■ **DATA LISTING**
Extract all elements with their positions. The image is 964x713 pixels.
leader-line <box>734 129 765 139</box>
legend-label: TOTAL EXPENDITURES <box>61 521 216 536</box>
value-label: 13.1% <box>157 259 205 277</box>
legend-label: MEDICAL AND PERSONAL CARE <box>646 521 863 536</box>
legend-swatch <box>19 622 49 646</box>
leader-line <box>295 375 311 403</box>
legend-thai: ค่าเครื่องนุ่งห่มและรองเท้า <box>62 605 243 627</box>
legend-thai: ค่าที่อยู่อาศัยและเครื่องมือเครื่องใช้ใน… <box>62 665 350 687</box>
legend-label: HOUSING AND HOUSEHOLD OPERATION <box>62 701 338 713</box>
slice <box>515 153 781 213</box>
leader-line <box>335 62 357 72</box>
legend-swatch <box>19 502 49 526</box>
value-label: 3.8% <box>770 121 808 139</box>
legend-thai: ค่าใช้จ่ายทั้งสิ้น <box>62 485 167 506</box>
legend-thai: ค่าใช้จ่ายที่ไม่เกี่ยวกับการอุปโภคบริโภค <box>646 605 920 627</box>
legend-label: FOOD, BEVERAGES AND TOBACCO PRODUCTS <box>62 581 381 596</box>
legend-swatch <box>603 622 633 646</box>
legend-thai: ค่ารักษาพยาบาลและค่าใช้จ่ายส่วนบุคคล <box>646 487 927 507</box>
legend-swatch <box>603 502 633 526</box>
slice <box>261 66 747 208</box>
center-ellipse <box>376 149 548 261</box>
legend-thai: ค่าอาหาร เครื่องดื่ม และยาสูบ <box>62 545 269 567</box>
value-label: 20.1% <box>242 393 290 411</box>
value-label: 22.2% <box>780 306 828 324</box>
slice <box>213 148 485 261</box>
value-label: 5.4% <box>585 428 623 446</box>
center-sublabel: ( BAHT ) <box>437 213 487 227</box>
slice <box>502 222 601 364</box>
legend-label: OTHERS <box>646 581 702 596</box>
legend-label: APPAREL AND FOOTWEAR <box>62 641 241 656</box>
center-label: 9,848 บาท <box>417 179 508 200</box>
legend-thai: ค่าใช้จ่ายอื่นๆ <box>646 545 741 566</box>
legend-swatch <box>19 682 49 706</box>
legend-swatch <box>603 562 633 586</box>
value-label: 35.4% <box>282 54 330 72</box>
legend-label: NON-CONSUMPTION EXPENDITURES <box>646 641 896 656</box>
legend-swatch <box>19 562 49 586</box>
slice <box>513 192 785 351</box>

■ **WHAT THIS TASK INVOLVES**
Put each line of the items above into a JSON array of strings, one string per line, skipping any blank lines.

■ **RESULT FOR THIS EXERCISE**
[
  "Extract all elements with their positions. The image is 964x713 pixels.",
  "leader-line <box>734 129 765 139</box>",
  "legend-label: TOTAL EXPENDITURES <box>61 521 216 536</box>",
  "value-label: 13.1% <box>157 259 205 277</box>",
  "legend-label: MEDICAL AND PERSONAL CARE <box>646 521 863 536</box>",
  "legend-swatch <box>19 622 49 646</box>",
  "leader-line <box>295 375 311 403</box>",
  "legend-thai: ค่าเครื่องนุ่งห่มและรองเท้า <box>62 605 243 627</box>",
  "legend-thai: ค่าที่อยู่อาศัยและเครื่องมือเครื่องใช้ใน… <box>62 665 350 687</box>",
  "legend-label: HOUSING AND HOUSEHOLD OPERATION <box>62 701 338 713</box>",
  "slice <box>515 153 781 213</box>",
  "leader-line <box>335 62 357 72</box>",
  "legend-swatch <box>19 502 49 526</box>",
  "value-label: 3.8% <box>770 121 808 139</box>",
  "legend-thai: ค่าใช้จ่ายทั้งสิ้น <box>62 485 167 506</box>",
  "legend-thai: ค่าใช้จ่ายที่ไม่เกี่ยวกับการอุปโภคบริโภค <box>646 605 920 627</box>",
  "legend-label: FOOD, BEVERAGES AND TOBACCO PRODUCTS <box>62 581 381 596</box>",
  "legend-swatch <box>603 622 633 646</box>",
  "legend-thai: ค่ารักษาพยาบาลและค่าใช้จ่ายส่วนบุคคล <box>646 487 927 507</box>",
  "legend-swatch <box>603 502 633 526</box>",
  "slice <box>261 66 747 208</box>",
  "center-ellipse <box>376 149 548 261</box>",
  "legend-thai: ค่าอาหาร เครื่องดื่ม และยาสูบ <box>62 545 269 567</box>",
  "value-label: 20.1% <box>242 393 290 411</box>",
  "value-label: 22.2% <box>780 306 828 324</box>",
  "slice <box>213 148 485 261</box>",
  "value-label: 5.4% <box>585 428 623 446</box>",
  "center-sublabel: ( BAHT ) <box>437 213 487 227</box>",
  "slice <box>502 222 601 364</box>",
  "legend-label: OTHERS <box>646 581 702 596</box>",
  "legend-label: APPAREL AND FOOTWEAR <box>62 641 241 656</box>",
  "center-label: 9,848 บาท <box>417 179 508 200</box>",
  "legend-thai: ค่าใช้จ่ายอื่นๆ <box>646 545 741 566</box>",
  "legend-swatch <box>19 682 49 706</box>",
  "legend-swatch <box>603 562 633 586</box>",
  "value-label: 35.4% <box>282 54 330 72</box>",
  "legend-label: NON-CONSUMPTION EXPENDITURES <box>646 641 896 656</box>",
  "legend-swatch <box>19 562 49 586</box>",
  "slice <box>513 192 785 351</box>"
]